[Begin]

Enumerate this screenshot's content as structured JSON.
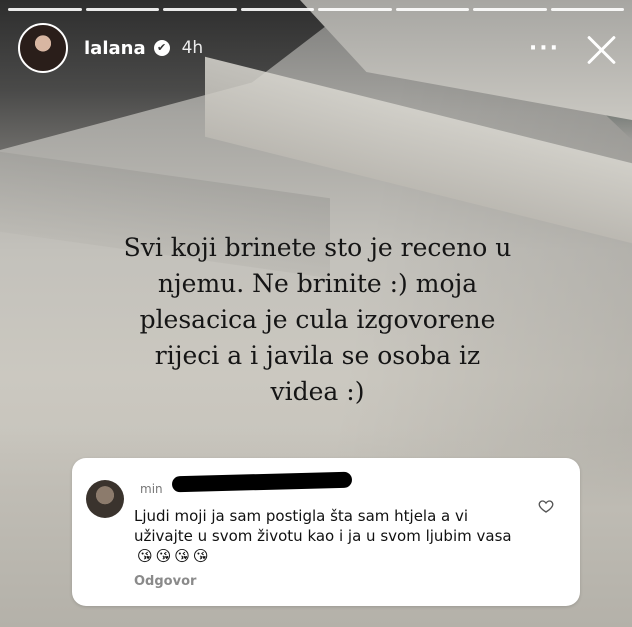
{
  "story": {
    "progress_segments": 8,
    "username": "lalana",
    "verified_glyph": "✔",
    "time_ago": "4h",
    "more_label": "···"
  },
  "caption": {
    "lines": [
      "Svi koji brinete sto je receno u",
      "njemu. Ne brinite :) moja",
      "plesacica je cula izgovorene",
      "rijeci a i javila se osoba iz",
      "videa :)"
    ]
  },
  "comment": {
    "username": "",
    "time": "min",
    "text": "Ljudi moji ja sam postigla šta sam htjela a vi uživajte u svom životu kao i ja u svom ljubim vasa",
    "emojis": [
      "😘",
      "😘",
      "😘",
      "😘"
    ],
    "reply_label": "Odgovor"
  },
  "colors": {
    "overlay_text": "#ffffff",
    "caption_text": "#151515",
    "card_bg": "#ffffff",
    "muted": "#8a8a8a"
  }
}
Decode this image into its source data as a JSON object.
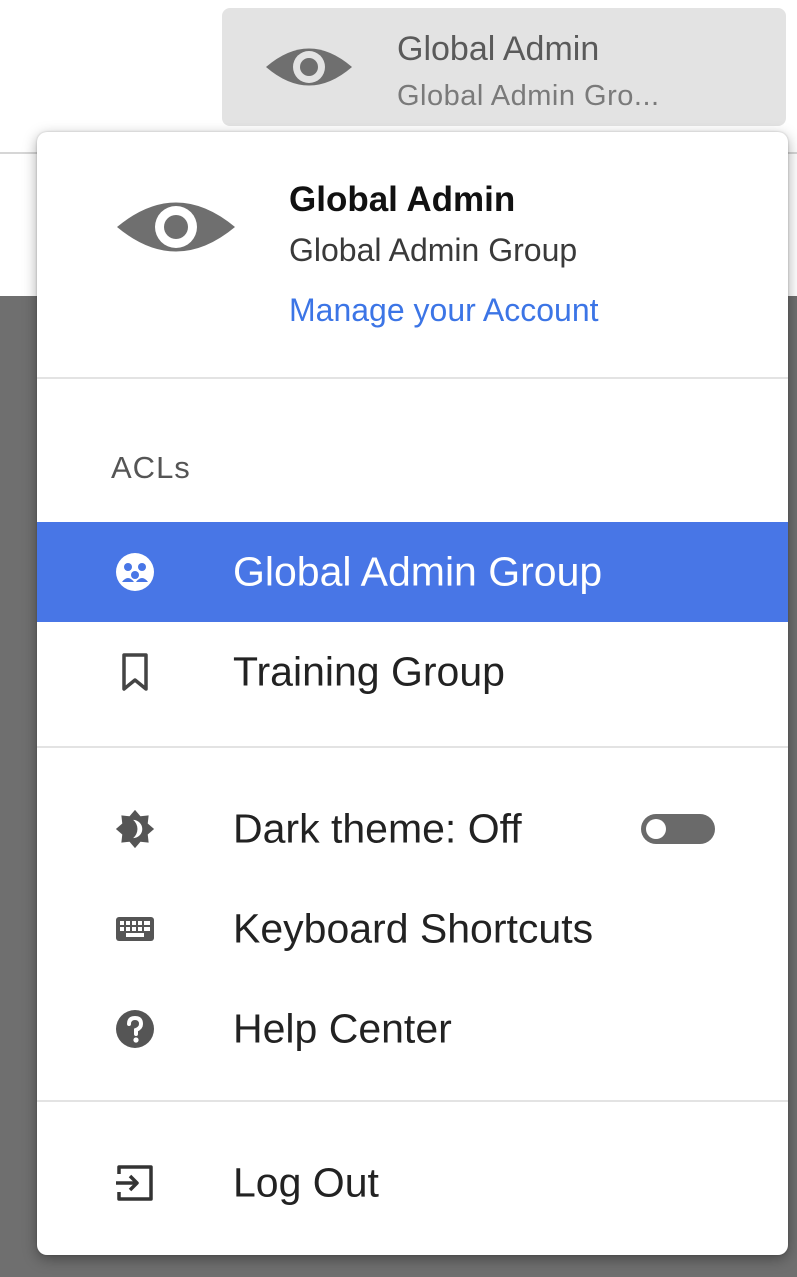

[End]

> [Required work] Set down the material above as is, without any pictures.

> [Output of the exercise]
Enumerate this screenshot's content as structured JSON.
{
  "story": {
    "progress_segments": 8,
    "username": "lalana",
    "verified_glyph": "✔",
    "time_ago": "4h",
    "more_label": "···"
  },
  "caption": {
    "lines": [
      "Svi koji brinete sto je receno u",
      "njemu. Ne brinite :) moja",
      "plesacica je cula izgovorene",
      "rijeci a i javila se osoba iz",
      "videa :)"
    ]
  },
  "comment": {
    "username": "",
    "time": "min",
    "text": "Ljudi moji ja sam postigla šta sam htjela a vi uživajte u svom životu kao i ja u svom ljubim vasa",
    "emojis": [
      "😘",
      "😘",
      "😘",
      "😘"
    ],
    "reply_label": "Odgovor"
  },
  "colors": {
    "overlay_text": "#ffffff",
    "caption_text": "#151515",
    "card_bg": "#ffffff",
    "muted": "#8a8a8a"
  }
}
Decode this image into its source data as a JSON object.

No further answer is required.